**Problem details**
Scan the data below. Pull out each line where "value" occurs.

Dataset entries
|---|
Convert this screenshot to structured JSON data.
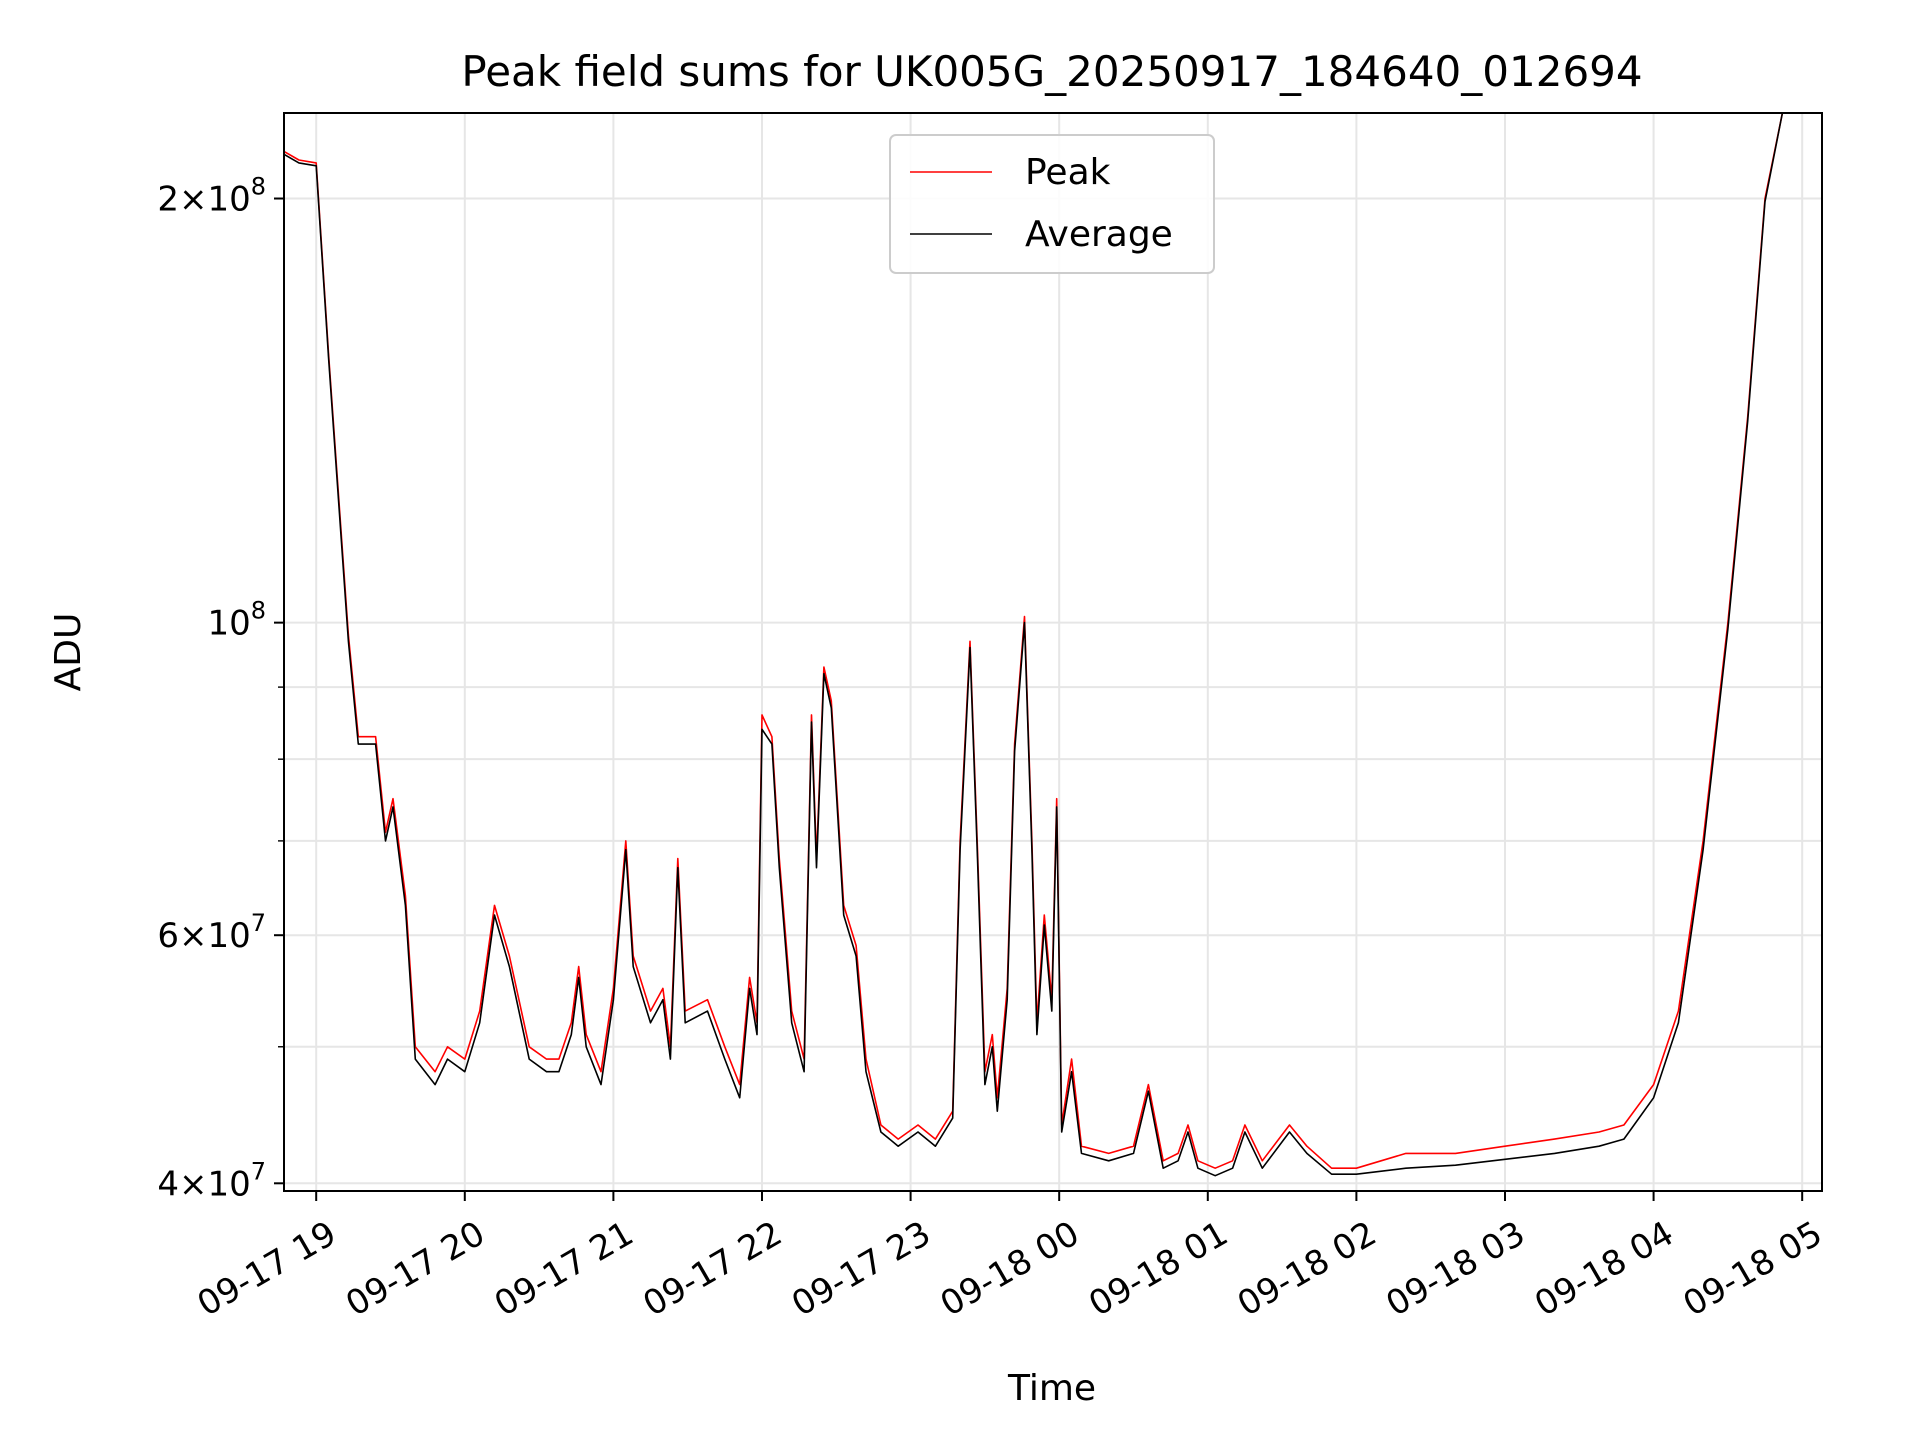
{
  "chart_data": {
    "type": "line",
    "title": "Peak field sums for UK005G_20250917_184640_012694",
    "xlabel": "Time",
    "ylabel": "ADU",
    "y_scale": "log",
    "xlim": [
      "2025-09-17 18:47",
      "2025-09-18 05:08"
    ],
    "ylim": [
      39500000,
      230000000
    ],
    "grid": true,
    "legend_position": "upper-center",
    "x_ticks": [
      {
        "t": "2025-09-17 19:00",
        "label": "09-17 19"
      },
      {
        "t": "2025-09-17 20:00",
        "label": "09-17 20"
      },
      {
        "t": "2025-09-17 21:00",
        "label": "09-17 21"
      },
      {
        "t": "2025-09-17 22:00",
        "label": "09-17 22"
      },
      {
        "t": "2025-09-17 23:00",
        "label": "09-17 23"
      },
      {
        "t": "2025-09-18 00:00",
        "label": "09-18 00"
      },
      {
        "t": "2025-09-18 01:00",
        "label": "09-18 01"
      },
      {
        "t": "2025-09-18 02:00",
        "label": "09-18 02"
      },
      {
        "t": "2025-09-18 03:00",
        "label": "09-18 03"
      },
      {
        "t": "2025-09-18 04:00",
        "label": "09-18 04"
      },
      {
        "t": "2025-09-18 05:00",
        "label": "09-18 05"
      }
    ],
    "y_ticks_major": [
      {
        "value": 40000000,
        "mant": "4",
        "exp": "7"
      },
      {
        "value": 60000000,
        "mant": "6",
        "exp": "7"
      },
      {
        "value": 100000000,
        "mant": "",
        "exp": "8"
      },
      {
        "value": 200000000,
        "mant": "2",
        "exp": "8"
      }
    ],
    "y_ticks_minor": [
      50000000,
      70000000,
      80000000,
      90000000
    ],
    "series": [
      {
        "name": "Peak",
        "color": "#ff0000",
        "points": [
          [
            "2025-09-17 18:47",
            216000000
          ],
          [
            "2025-09-17 18:53",
            213000000
          ],
          [
            "2025-09-17 19:00",
            212000000
          ],
          [
            "2025-09-17 19:05",
            155000000
          ],
          [
            "2025-09-17 19:13",
            98000000
          ],
          [
            "2025-09-17 19:17",
            83000000
          ],
          [
            "2025-09-17 19:24",
            83000000
          ],
          [
            "2025-09-17 19:28",
            71000000
          ],
          [
            "2025-09-17 19:31",
            75000000
          ],
          [
            "2025-09-17 19:36",
            64000000
          ],
          [
            "2025-09-17 19:40",
            50000000
          ],
          [
            "2025-09-17 19:48",
            48000000
          ],
          [
            "2025-09-17 19:53",
            50000000
          ],
          [
            "2025-09-17 20:00",
            49000000
          ],
          [
            "2025-09-17 20:06",
            53000000
          ],
          [
            "2025-09-17 20:12",
            63000000
          ],
          [
            "2025-09-17 20:18",
            58000000
          ],
          [
            "2025-09-17 20:26",
            50000000
          ],
          [
            "2025-09-17 20:33",
            49000000
          ],
          [
            "2025-09-17 20:38",
            49000000
          ],
          [
            "2025-09-17 20:43",
            52000000
          ],
          [
            "2025-09-17 20:46",
            57000000
          ],
          [
            "2025-09-17 20:49",
            51000000
          ],
          [
            "2025-09-17 20:55",
            48000000
          ],
          [
            "2025-09-17 21:00",
            55000000
          ],
          [
            "2025-09-17 21:05",
            70000000
          ],
          [
            "2025-09-17 21:08",
            58000000
          ],
          [
            "2025-09-17 21:15",
            53000000
          ],
          [
            "2025-09-17 21:20",
            55000000
          ],
          [
            "2025-09-17 21:23",
            50000000
          ],
          [
            "2025-09-17 21:26",
            68000000
          ],
          [
            "2025-09-17 21:29",
            53000000
          ],
          [
            "2025-09-17 21:38",
            54000000
          ],
          [
            "2025-09-17 21:45",
            50000000
          ],
          [
            "2025-09-17 21:51",
            47000000
          ],
          [
            "2025-09-17 21:55",
            56000000
          ],
          [
            "2025-09-17 21:58",
            52000000
          ],
          [
            "2025-09-17 22:00",
            86000000
          ],
          [
            "2025-09-17 22:04",
            83000000
          ],
          [
            "2025-09-17 22:07",
            68000000
          ],
          [
            "2025-09-17 22:12",
            53000000
          ],
          [
            "2025-09-17 22:17",
            49000000
          ],
          [
            "2025-09-17 22:20",
            86000000
          ],
          [
            "2025-09-17 22:22",
            68000000
          ],
          [
            "2025-09-17 22:25",
            93000000
          ],
          [
            "2025-09-17 22:28",
            88000000
          ],
          [
            "2025-09-17 22:33",
            63000000
          ],
          [
            "2025-09-17 22:38",
            59000000
          ],
          [
            "2025-09-17 22:42",
            49000000
          ],
          [
            "2025-09-17 22:48",
            44000000
          ],
          [
            "2025-09-17 22:55",
            43000000
          ],
          [
            "2025-09-17 23:03",
            44000000
          ],
          [
            "2025-09-17 23:10",
            43000000
          ],
          [
            "2025-09-17 23:17",
            45000000
          ],
          [
            "2025-09-17 23:20",
            70000000
          ],
          [
            "2025-09-17 23:24",
            97000000
          ],
          [
            "2025-09-17 23:27",
            69000000
          ],
          [
            "2025-09-17 23:30",
            48000000
          ],
          [
            "2025-09-17 23:33",
            51000000
          ],
          [
            "2025-09-17 23:35",
            46000000
          ],
          [
            "2025-09-17 23:39",
            55000000
          ],
          [
            "2025-09-17 23:42",
            82000000
          ],
          [
            "2025-09-17 23:46",
            101000000
          ],
          [
            "2025-09-17 23:49",
            70000000
          ],
          [
            "2025-09-17 23:51",
            52000000
          ],
          [
            "2025-09-17 23:54",
            62000000
          ],
          [
            "2025-09-17 23:57",
            54000000
          ],
          [
            "2025-09-17 23:59",
            75000000
          ],
          [
            "2025-09-18 00:01",
            44000000
          ],
          [
            "2025-09-18 00:05",
            49000000
          ],
          [
            "2025-09-18 00:09",
            42500000
          ],
          [
            "2025-09-18 00:20",
            42000000
          ],
          [
            "2025-09-18 00:30",
            42500000
          ],
          [
            "2025-09-18 00:36",
            47000000
          ],
          [
            "2025-09-18 00:42",
            41500000
          ],
          [
            "2025-09-18 00:48",
            42000000
          ],
          [
            "2025-09-18 00:52",
            44000000
          ],
          [
            "2025-09-18 00:56",
            41500000
          ],
          [
            "2025-09-18 01:03",
            41000000
          ],
          [
            "2025-09-18 01:10",
            41500000
          ],
          [
            "2025-09-18 01:15",
            44000000
          ],
          [
            "2025-09-18 01:22",
            41500000
          ],
          [
            "2025-09-18 01:33",
            44000000
          ],
          [
            "2025-09-18 01:40",
            42500000
          ],
          [
            "2025-09-18 01:50",
            41000000
          ],
          [
            "2025-09-18 02:00",
            41000000
          ],
          [
            "2025-09-18 02:20",
            42000000
          ],
          [
            "2025-09-18 02:40",
            42000000
          ],
          [
            "2025-09-18 03:00",
            42500000
          ],
          [
            "2025-09-18 03:20",
            43000000
          ],
          [
            "2025-09-18 03:38",
            43500000
          ],
          [
            "2025-09-18 03:48",
            44000000
          ],
          [
            "2025-09-18 04:00",
            47000000
          ],
          [
            "2025-09-18 04:10",
            53000000
          ],
          [
            "2025-09-18 04:20",
            70000000
          ],
          [
            "2025-09-18 04:30",
            100000000
          ],
          [
            "2025-09-18 04:38",
            140000000
          ],
          [
            "2025-09-18 04:45",
            200000000
          ],
          [
            "2025-09-18 04:52",
            230000000
          ],
          [
            "2025-09-18 04:55",
            230000000
          ]
        ]
      },
      {
        "name": "Average",
        "color": "#000000",
        "points": [
          [
            "2025-09-17 18:47",
            215000000
          ],
          [
            "2025-09-17 18:53",
            212000000
          ],
          [
            "2025-09-17 19:00",
            211000000
          ],
          [
            "2025-09-17 19:05",
            154000000
          ],
          [
            "2025-09-17 19:13",
            97000000
          ],
          [
            "2025-09-17 19:17",
            82000000
          ],
          [
            "2025-09-17 19:24",
            82000000
          ],
          [
            "2025-09-17 19:28",
            70000000
          ],
          [
            "2025-09-17 19:31",
            74000000
          ],
          [
            "2025-09-17 19:36",
            63000000
          ],
          [
            "2025-09-17 19:40",
            49000000
          ],
          [
            "2025-09-17 19:48",
            47000000
          ],
          [
            "2025-09-17 19:53",
            49000000
          ],
          [
            "2025-09-17 20:00",
            48000000
          ],
          [
            "2025-09-17 20:06",
            52000000
          ],
          [
            "2025-09-17 20:12",
            62000000
          ],
          [
            "2025-09-17 20:18",
            57000000
          ],
          [
            "2025-09-17 20:26",
            49000000
          ],
          [
            "2025-09-17 20:33",
            48000000
          ],
          [
            "2025-09-17 20:38",
            48000000
          ],
          [
            "2025-09-17 20:43",
            51000000
          ],
          [
            "2025-09-17 20:46",
            56000000
          ],
          [
            "2025-09-17 20:49",
            50000000
          ],
          [
            "2025-09-17 20:55",
            47000000
          ],
          [
            "2025-09-17 21:00",
            54000000
          ],
          [
            "2025-09-17 21:05",
            69000000
          ],
          [
            "2025-09-17 21:08",
            57000000
          ],
          [
            "2025-09-17 21:15",
            52000000
          ],
          [
            "2025-09-17 21:20",
            54000000
          ],
          [
            "2025-09-17 21:23",
            49000000
          ],
          [
            "2025-09-17 21:26",
            67000000
          ],
          [
            "2025-09-17 21:29",
            52000000
          ],
          [
            "2025-09-17 21:38",
            53000000
          ],
          [
            "2025-09-17 21:45",
            49000000
          ],
          [
            "2025-09-17 21:51",
            46000000
          ],
          [
            "2025-09-17 21:55",
            55000000
          ],
          [
            "2025-09-17 21:58",
            51000000
          ],
          [
            "2025-09-17 22:00",
            84000000
          ],
          [
            "2025-09-17 22:04",
            82000000
          ],
          [
            "2025-09-17 22:07",
            67000000
          ],
          [
            "2025-09-17 22:12",
            52000000
          ],
          [
            "2025-09-17 22:17",
            48000000
          ],
          [
            "2025-09-17 22:20",
            85000000
          ],
          [
            "2025-09-17 22:22",
            67000000
          ],
          [
            "2025-09-17 22:25",
            92000000
          ],
          [
            "2025-09-17 22:28",
            87000000
          ],
          [
            "2025-09-17 22:33",
            62000000
          ],
          [
            "2025-09-17 22:38",
            58000000
          ],
          [
            "2025-09-17 22:42",
            48000000
          ],
          [
            "2025-09-17 22:48",
            43500000
          ],
          [
            "2025-09-17 22:55",
            42500000
          ],
          [
            "2025-09-17 23:03",
            43500000
          ],
          [
            "2025-09-17 23:10",
            42500000
          ],
          [
            "2025-09-17 23:17",
            44500000
          ],
          [
            "2025-09-17 23:20",
            69000000
          ],
          [
            "2025-09-17 23:24",
            96000000
          ],
          [
            "2025-09-17 23:27",
            68000000
          ],
          [
            "2025-09-17 23:30",
            47000000
          ],
          [
            "2025-09-17 23:33",
            50000000
          ],
          [
            "2025-09-17 23:35",
            45000000
          ],
          [
            "2025-09-17 23:39",
            54000000
          ],
          [
            "2025-09-17 23:42",
            81000000
          ],
          [
            "2025-09-17 23:46",
            100000000
          ],
          [
            "2025-09-17 23:49",
            69000000
          ],
          [
            "2025-09-17 23:51",
            51000000
          ],
          [
            "2025-09-17 23:54",
            61000000
          ],
          [
            "2025-09-17 23:57",
            53000000
          ],
          [
            "2025-09-17 23:59",
            74000000
          ],
          [
            "2025-09-18 00:01",
            43500000
          ],
          [
            "2025-09-18 00:05",
            48000000
          ],
          [
            "2025-09-18 00:09",
            42000000
          ],
          [
            "2025-09-18 00:20",
            41500000
          ],
          [
            "2025-09-18 00:30",
            42000000
          ],
          [
            "2025-09-18 00:36",
            46500000
          ],
          [
            "2025-09-18 00:42",
            41000000
          ],
          [
            "2025-09-18 00:48",
            41500000
          ],
          [
            "2025-09-18 00:52",
            43500000
          ],
          [
            "2025-09-18 00:56",
            41000000
          ],
          [
            "2025-09-18 01:03",
            40500000
          ],
          [
            "2025-09-18 01:10",
            41000000
          ],
          [
            "2025-09-18 01:15",
            43500000
          ],
          [
            "2025-09-18 01:22",
            41000000
          ],
          [
            "2025-09-18 01:33",
            43500000
          ],
          [
            "2025-09-18 01:40",
            42000000
          ],
          [
            "2025-09-18 01:50",
            40600000
          ],
          [
            "2025-09-18 02:00",
            40600000
          ],
          [
            "2025-09-18 02:20",
            41000000
          ],
          [
            "2025-09-18 02:40",
            41200000
          ],
          [
            "2025-09-18 03:00",
            41600000
          ],
          [
            "2025-09-18 03:20",
            42000000
          ],
          [
            "2025-09-18 03:38",
            42500000
          ],
          [
            "2025-09-18 03:48",
            43000000
          ],
          [
            "2025-09-18 04:00",
            46000000
          ],
          [
            "2025-09-18 04:10",
            52000000
          ],
          [
            "2025-09-18 04:20",
            69000000
          ],
          [
            "2025-09-18 04:30",
            99000000
          ],
          [
            "2025-09-18 04:38",
            139000000
          ],
          [
            "2025-09-18 04:45",
            199000000
          ],
          [
            "2025-09-18 04:52",
            230000000
          ],
          [
            "2025-09-18 04:55",
            230000000
          ]
        ]
      }
    ]
  }
}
|---|
**Finished task**
        "value": 40000000,
        "value": 60000000,
        "value": 100000000,
        "value": 200000000,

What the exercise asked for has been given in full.